_REQUIREMENT_. Copy out every line of the material below word for word, leaving out the pictures.

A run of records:
════════════════════

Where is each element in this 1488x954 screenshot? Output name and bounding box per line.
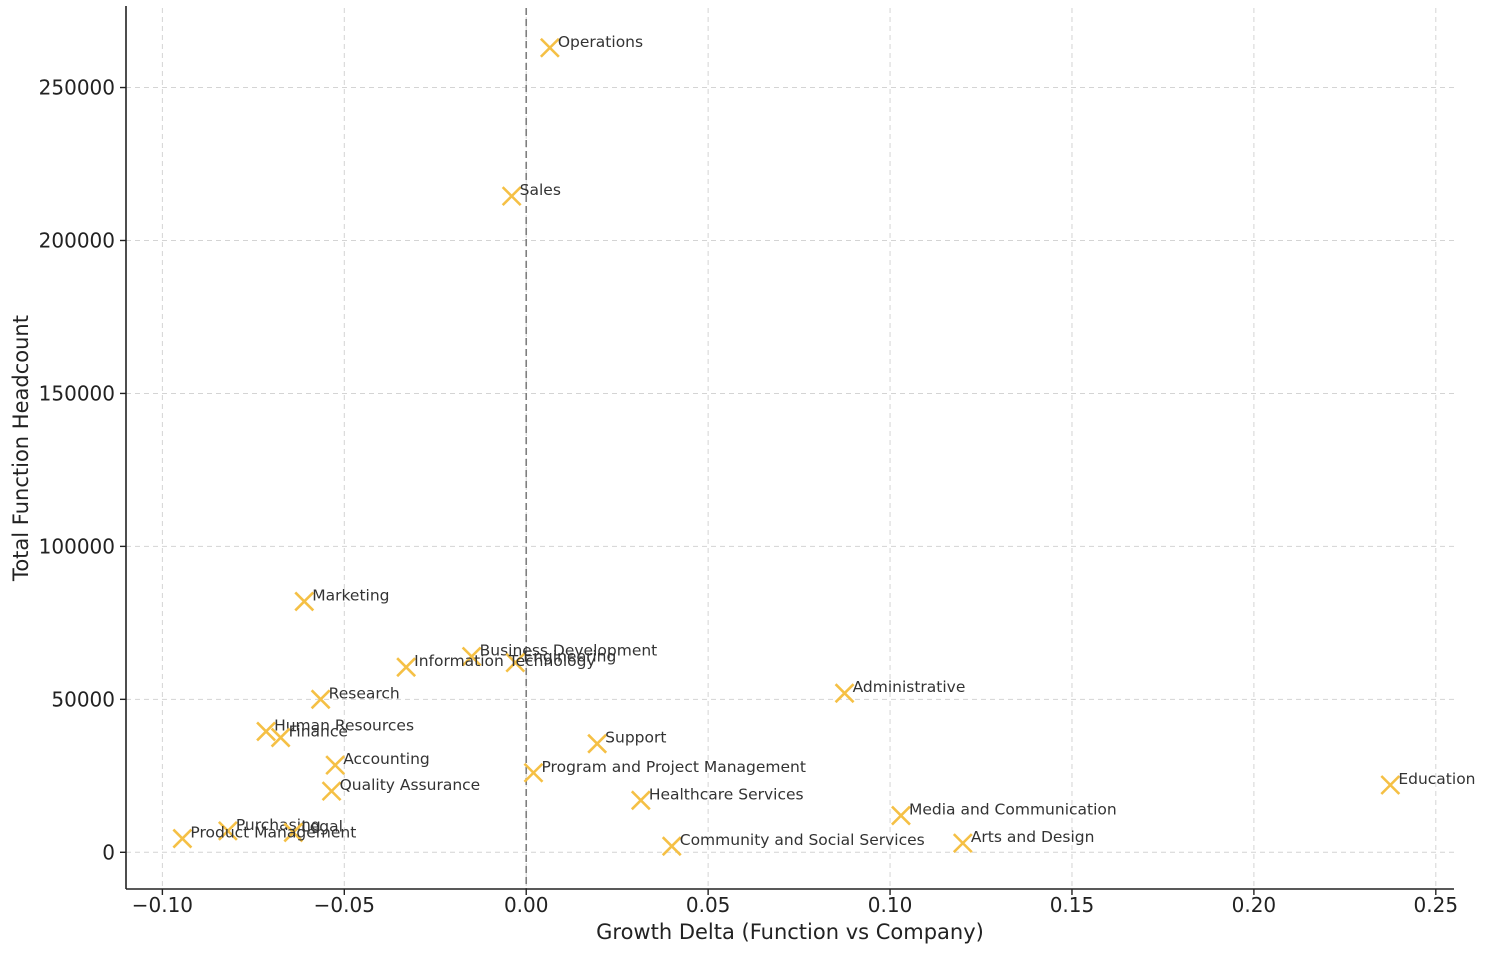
point-label: Media and Communication <box>909 801 1117 819</box>
x-tick-label: 0.05 <box>686 893 731 917</box>
point-label: Community and Social Services <box>680 831 925 849</box>
point-label: Sales <box>520 181 561 199</box>
x-marker <box>283 822 304 843</box>
x-marker <box>505 652 526 673</box>
x-marker <box>217 820 238 841</box>
x-marker <box>1380 775 1401 795</box>
x-marker <box>256 721 276 742</box>
axes: −0.10 −0.05 0.00 0.05 0.10 0.15 0.20 0.25 0 50000… <box>39 6 1458 917</box>
point-label: Human Resources <box>274 716 414 734</box>
point-label: Engineering <box>523 648 616 666</box>
x-marker <box>270 727 291 748</box>
point-label: Support <box>605 729 666 747</box>
data-point: Quality Assurance <box>321 776 481 802</box>
data-point: Sales <box>501 181 561 207</box>
point-label: Marketing <box>312 586 389 604</box>
x-tick-label: 0.25 <box>1414 893 1459 917</box>
x-tick-label: −0.10 <box>132 893 193 917</box>
x-marker <box>952 833 973 854</box>
x-marker <box>891 805 911 826</box>
data-point: Support <box>587 729 666 754</box>
x-marker <box>325 755 346 776</box>
data-point: Accounting <box>325 750 430 776</box>
x-marker <box>294 591 315 612</box>
y-tick-label: 200000 <box>39 228 115 252</box>
data-point: Program and Project Management <box>523 758 806 783</box>
point-label: Research <box>329 684 400 702</box>
data-point: Purchasing <box>217 816 321 841</box>
data-point: Media and Communication <box>891 801 1117 826</box>
x-marker <box>834 683 855 704</box>
data-point: Information Technology <box>396 652 596 678</box>
y-tick-label: 100000 <box>39 534 115 558</box>
y-tick-label: 150000 <box>39 381 115 405</box>
data-point: Legal <box>283 817 343 843</box>
data-point: Education <box>1380 770 1476 795</box>
point-label: Healthcare Services <box>649 785 804 803</box>
data-point: Community and Social Services <box>661 831 925 857</box>
x-axis-title: Growth Delta (Function vs Company) <box>596 920 984 944</box>
x-marker <box>310 689 331 710</box>
x-tick-label: 0.00 <box>504 893 549 917</box>
y-tick-label: 250000 <box>39 76 115 100</box>
x-tick-label: 0.20 <box>1232 893 1277 917</box>
x-tick-label: 0.10 <box>868 893 913 917</box>
point-label: Quality Assurance <box>340 776 481 794</box>
point-label: Legal <box>301 817 343 835</box>
y-axis-title: Total Function Headcount <box>9 315 33 582</box>
point-label: Arts and Design <box>971 828 1095 846</box>
data-point: Product Management <box>172 824 356 849</box>
point-label: Accounting <box>343 750 430 768</box>
y-tick-label: 50000 <box>51 687 115 711</box>
x-marker <box>172 828 193 849</box>
point-label: Product Management <box>190 824 356 842</box>
point-label: Operations <box>558 33 643 51</box>
x-marker <box>539 37 560 58</box>
data-point: Healthcare Services <box>630 785 804 811</box>
point-label: Information Technology <box>414 652 595 670</box>
data-point: Operations <box>539 33 643 58</box>
data-point: Engineering <box>505 648 616 673</box>
data-point: Administrative <box>834 678 966 704</box>
x-marker <box>501 186 522 207</box>
x-marker <box>587 733 608 754</box>
point-label: Education <box>1398 770 1475 788</box>
data-point: Research <box>310 684 400 710</box>
x-marker <box>396 657 417 678</box>
data-point: Arts and Design <box>952 828 1095 854</box>
x-tick-label: −0.05 <box>314 893 375 917</box>
point-label: Program and Project Management <box>541 758 805 776</box>
data-point: Finance <box>270 723 348 748</box>
y-tick-label: 0 <box>102 840 115 864</box>
x-marker <box>523 762 544 783</box>
x-marker <box>661 836 682 857</box>
point-label: Administrative <box>853 678 966 696</box>
point-label: Purchasing <box>236 816 321 834</box>
x-marker <box>630 790 651 811</box>
point-label: Finance <box>289 723 348 741</box>
data-point: Marketing <box>294 586 390 612</box>
x-marker <box>321 781 342 802</box>
data-point: Human Resources <box>256 716 414 742</box>
x-tick-label: 0.15 <box>1050 893 1095 917</box>
x-marker <box>461 646 482 667</box>
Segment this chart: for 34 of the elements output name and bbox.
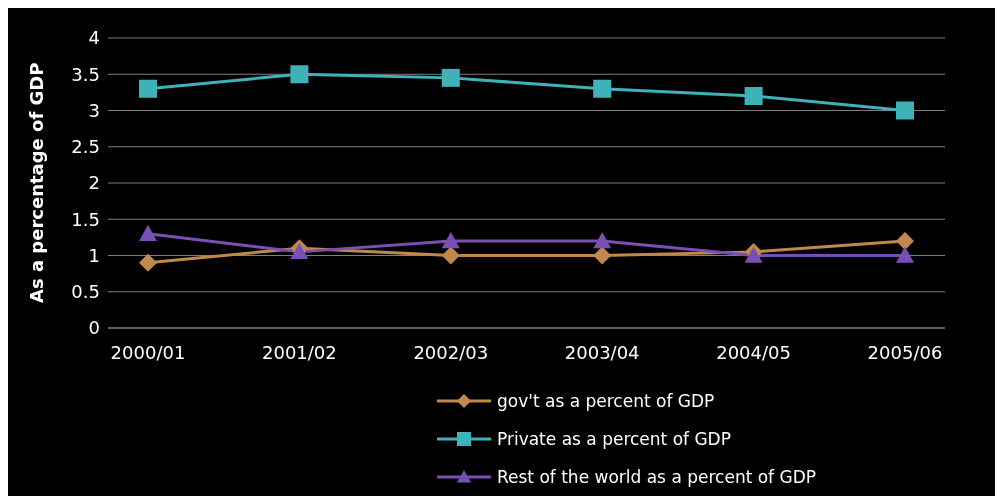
y-tick-label: 3.5 [71, 63, 100, 85]
point [744, 87, 763, 105]
y-tick-label: 0.5 [71, 281, 100, 303]
x-tick-label: 2002/03 [413, 341, 489, 363]
point [441, 232, 460, 249]
x-tick-label: 2004/05 [716, 341, 791, 363]
point [744, 246, 763, 263]
point [139, 79, 157, 98]
point [896, 101, 914, 120]
point [441, 246, 460, 265]
y-tick-label: 0 [88, 317, 100, 339]
x-tick-label: 2003/04 [564, 341, 640, 363]
y-tick-label: 1.5 [71, 208, 100, 230]
point [441, 68, 460, 87]
y-tick-label: 4 [88, 27, 100, 49]
point [593, 232, 612, 249]
legend-label: gov't as a percent of GDP [496, 391, 715, 411]
x-tick-label: 2000/01 [110, 341, 186, 363]
point [139, 253, 157, 272]
point [593, 79, 612, 98]
point [896, 246, 914, 263]
legend-label: Rest of the world as a percent of GDP [496, 467, 817, 487]
point [290, 65, 309, 84]
point [139, 224, 157, 241]
y-tick-label: 3 [88, 99, 100, 121]
x-tick-label: 2005/06 [867, 341, 943, 363]
point [896, 232, 914, 250]
y-tick-label: 2 [88, 172, 100, 194]
y-axis-title: As a percentage of GDP [26, 62, 48, 303]
legend-label: Private as a percent of GDP [496, 429, 731, 449]
y-tick-label: 2.5 [71, 136, 100, 158]
x-tick-label: 2001/02 [262, 341, 337, 363]
point [593, 246, 612, 265]
y-tick-label: 1 [88, 244, 100, 266]
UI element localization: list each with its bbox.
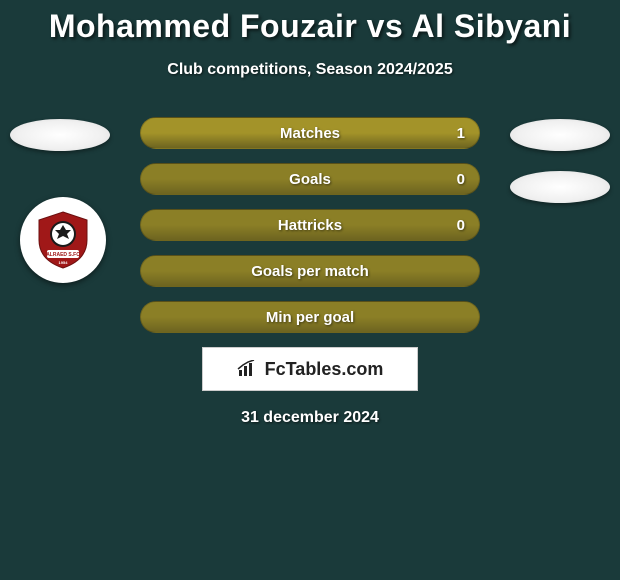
brand-box[interactable]: FcTables.com (202, 347, 418, 391)
stat-bar-goals: Goals 0 (140, 163, 480, 195)
comparison-card: Mohammed Fouzair vs Al Sibyani Club comp… (0, 0, 620, 427)
stat-bar-goals-per-match: Goals per match (140, 255, 480, 287)
stat-bars: Matches 1 Goals 0 Hattricks 0 Goals per … (140, 117, 480, 333)
stat-bar-matches: Matches 1 (140, 117, 480, 149)
player-right-placeholder-icon (510, 119, 610, 151)
subtitle: Club competitions, Season 2024/2025 (0, 61, 620, 79)
svg-text:1954: 1954 (59, 260, 69, 265)
stat-label: Matches (280, 125, 340, 142)
page-title: Mohammed Fouzair vs Al Sibyani (0, 8, 620, 45)
player-right-placeholder2-icon (510, 171, 610, 203)
svg-text:ALRAED S.FC: ALRAED S.FC (46, 252, 80, 258)
date-label: 31 december 2024 (0, 409, 620, 427)
stat-label: Hattricks (278, 217, 342, 234)
club-logo-icon: ALRAED S.FC 1954 (20, 197, 106, 283)
stat-value: 0 (457, 217, 465, 234)
stat-label: Goals per match (251, 263, 369, 280)
stat-bar-min-per-goal: Min per goal (140, 301, 480, 333)
brand-label: FcTables.com (265, 359, 384, 380)
stat-value: 1 (457, 125, 465, 142)
player-left-placeholder-icon (10, 119, 110, 151)
stat-bar-hattricks: Hattricks 0 (140, 209, 480, 241)
stat-label: Min per goal (266, 309, 354, 326)
chart-icon (237, 360, 259, 378)
stat-value: 0 (457, 171, 465, 188)
shield-icon: ALRAED S.FC 1954 (33, 210, 93, 270)
stats-area: ALRAED S.FC 1954 Matches 1 Goals 0 Hattr… (0, 117, 620, 427)
stat-label: Goals (289, 171, 331, 188)
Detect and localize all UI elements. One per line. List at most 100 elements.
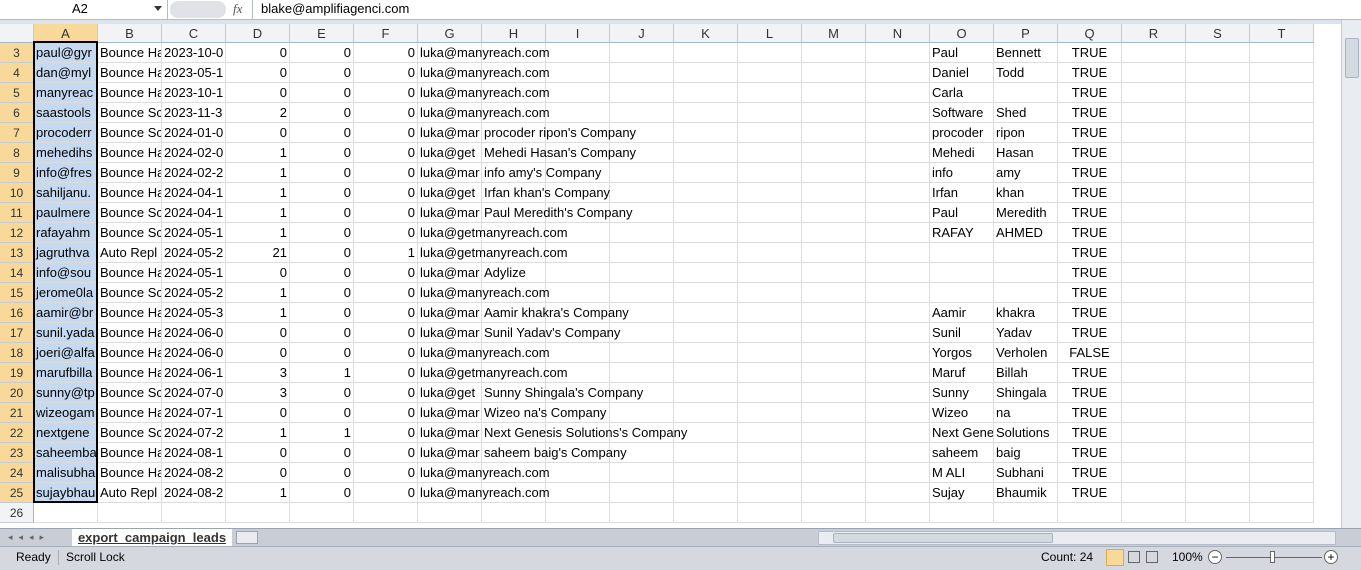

════════════════════

_EXPECTED OUTPUT_.
Where is each element in this 1488x954 screenshot? Output name and bounding box per line.
point-label: Media and Communication <box>909 801 1117 819</box>
x-tick-label: 0.05 <box>686 893 731 917</box>
point-label: Community and Social Services <box>680 831 925 849</box>
point-label: Sales <box>520 181 561 199</box>
x-marker <box>283 822 304 843</box>
x-marker <box>505 652 526 673</box>
x-marker <box>217 820 238 841</box>
x-marker <box>1380 775 1401 795</box>
x-marker <box>256 721 276 742</box>
axes: −0.10 −0.05 0.00 0.05 0.10 0.15 0.20 0.25 0 50000… <box>39 6 1458 917</box>
point-label: Human Resources <box>274 716 414 734</box>
point-label: Engineering <box>523 648 616 666</box>
x-marker <box>270 727 291 748</box>
point-label: Support <box>605 729 666 747</box>
data-point: Quality Assurance <box>321 776 481 802</box>
data-point: Sales <box>501 181 561 207</box>
point-label: Marketing <box>312 586 389 604</box>
x-tick-label: 0.25 <box>1414 893 1459 917</box>
x-tick-label: −0.10 <box>132 893 193 917</box>
x-marker <box>952 833 973 854</box>
x-marker <box>891 805 911 826</box>
data-point: Support <box>587 729 666 754</box>
x-marker <box>325 755 346 776</box>
data-point: Accounting <box>325 750 430 776</box>
x-marker <box>294 591 315 612</box>
y-tick-label: 200000 <box>39 228 115 252</box>
data-point: Program and Project Management <box>523 758 806 783</box>
point-label: Research <box>329 684 400 702</box>
data-point: Purchasing <box>217 816 321 841</box>
data-point: Media and Communication <box>891 801 1117 826</box>
x-marker <box>834 683 855 704</box>
data-point: Information Technology <box>396 652 596 678</box>
y-tick-label: 100000 <box>39 534 115 558</box>
y-tick-label: 150000 <box>39 381 115 405</box>
data-point: Legal <box>283 817 343 843</box>
data-point: Education <box>1380 770 1476 795</box>
point-label: Healthcare Services <box>649 785 804 803</box>
data-point: Community and Social Services <box>661 831 925 857</box>
x-axis-title: Growth Delta (Function vs Company) <box>596 920 984 944</box>
x-marker <box>310 689 331 710</box>
x-tick-label: 0.00 <box>504 893 549 917</box>
y-tick-label: 250000 <box>39 76 115 100</box>
x-tick-label: 0.20 <box>1232 893 1277 917</box>
x-tick-label: 0.10 <box>868 893 913 917</box>
point-label: Quality Assurance <box>340 776 481 794</box>
point-label: Legal <box>301 817 343 835</box>
y-axis-title: Total Function Headcount <box>9 315 33 582</box>
point-label: Arts and Design <box>971 828 1095 846</box>
data-point: Product Management <box>172 824 356 849</box>
point-label: Accounting <box>343 750 430 768</box>
y-tick-label: 50000 <box>51 687 115 711</box>
x-marker <box>172 828 193 849</box>
point-label: Product Management <box>190 824 356 842</box>
point-label: Operations <box>558 33 643 51</box>
x-marker <box>539 37 560 58</box>
data-point: Healthcare Services <box>630 785 804 811</box>
point-label: Information Technology <box>414 652 595 670</box>
data-point: Operations <box>539 33 643 58</box>
data-point: Engineering <box>505 648 616 673</box>
data-point: Administrative <box>834 678 966 704</box>
x-marker <box>501 186 522 207</box>
x-marker <box>587 733 608 754</box>
point-label: Education <box>1398 770 1475 788</box>
data-point: Research <box>310 684 400 710</box>
x-marker <box>396 657 417 678</box>
data-point: Arts and Design <box>952 828 1095 854</box>
x-tick-label: −0.05 <box>314 893 375 917</box>
point-label: Program and Project Management <box>541 758 805 776</box>
data-point: Finance <box>270 723 348 748</box>
y-tick-label: 0 <box>102 840 115 864</box>
x-marker <box>523 762 544 783</box>
x-marker <box>661 836 682 857</box>
point-label: Administrative <box>853 678 966 696</box>
point-label: Purchasing <box>236 816 321 834</box>
x-marker <box>630 790 651 811</box>
point-label: Finance <box>289 723 348 741</box>
data-point: Marketing <box>294 586 390 612</box>
x-marker <box>321 781 342 802</box>
data-point: Human Resources <box>256 716 414 742</box>
x-tick-label: 0.15 <box>1050 893 1095 917</box>
x-marker <box>461 646 482 667</box>
Segment this chart: for 34 of the elements output name and bbox.
y-tick-label: 3.5 [71, 63, 100, 85]
point [744, 87, 763, 105]
y-tick-label: 0.5 [71, 281, 100, 303]
x-tick-label: 2002/03 [413, 341, 489, 363]
point [441, 232, 460, 249]
x-tick-label: 2004/05 [716, 341, 791, 363]
point [744, 246, 763, 263]
point [139, 79, 157, 98]
point [896, 101, 914, 120]
point [441, 246, 460, 265]
y-tick-label: 0 [88, 317, 100, 339]
x-tick-label: 2003/04 [564, 341, 640, 363]
y-tick-label: 1.5 [71, 208, 100, 230]
point [441, 68, 460, 87]
y-tick-label: 4 [88, 27, 100, 49]
point [593, 232, 612, 249]
legend-label: gov't as a percent of GDP [496, 391, 715, 411]
x-tick-label: 2000/01 [110, 341, 186, 363]
point [139, 253, 157, 272]
point [593, 79, 612, 98]
point [896, 246, 914, 263]
legend-label: Rest of the world as a percent of GDP [496, 467, 817, 487]
point [290, 65, 309, 84]
point [139, 224, 157, 241]
y-tick-label: 3 [88, 99, 100, 121]
x-tick-label: 2005/06 [867, 341, 943, 363]
point [896, 232, 914, 250]
y-tick-label: 2 [88, 172, 100, 194]
y-axis-title: As a percentage of GDP [26, 62, 48, 303]
legend-label: Private as a percent of GDP [496, 429, 731, 449]
y-tick-label: 2.5 [71, 136, 100, 158]
x-tick-label: 2001/02 [262, 341, 337, 363]
point [593, 246, 612, 265]
y-tick-label: 1 [88, 244, 100, 266]
UI element localization: list each with its bbox.
brand-box[interactable]: FcTables.com (202, 347, 418, 391)
stat-bar-goals: Goals 0 (140, 163, 480, 195)
comparison-card: Mohammed Fouzair vs Al Sibyani Club comp… (0, 0, 620, 427)
stat-bar-goals-per-match: Goals per match (140, 255, 480, 287)
stat-bars: Matches 1 Goals 0 Hattricks 0 Goals per … (140, 117, 480, 333)
stat-bar-matches: Matches 1 (140, 117, 480, 149)
player-right-placeholder-icon (510, 119, 610, 151)
subtitle: Club competitions, Season 2024/2025 (0, 61, 620, 79)
svg-text:1954: 1954 (59, 260, 69, 265)
stat-label: Matches (280, 125, 340, 142)
page-title: Mohammed Fouzair vs Al Sibyani (0, 8, 620, 45)
player-right-placeholder2-icon (510, 171, 610, 203)
svg-text:ALRAED S.FC: ALRAED S.FC (46, 252, 80, 258)
date-label: 31 december 2024 (0, 409, 620, 427)
stat-label: Hattricks (278, 217, 342, 234)
club-logo-icon: ALRAED S.FC 1954 (20, 197, 106, 283)
stat-value: 0 (457, 217, 465, 234)
stat-label: Goals per match (251, 263, 369, 280)
stat-bar-min-per-goal: Min per goal (140, 301, 480, 333)
brand-label: FcTables.com (265, 359, 384, 380)
stat-value: 1 (457, 125, 465, 142)
player-left-placeholder-icon (10, 119, 110, 151)
stat-bar-hattricks: Hattricks 0 (140, 209, 480, 241)
stat-label: Min per goal (266, 309, 354, 326)
chart-icon (237, 360, 259, 378)
stat-value: 0 (457, 171, 465, 188)
shield-icon: ALRAED S.FC 1954 (33, 210, 93, 270)
stats-area: ALRAED S.FC 1954 Matches 1 Goals 0 Hattr… (0, 117, 620, 427)
stat-label: Goals (289, 171, 331, 188)
Detect and localize all UI elements. One per line. List at most 100 elements.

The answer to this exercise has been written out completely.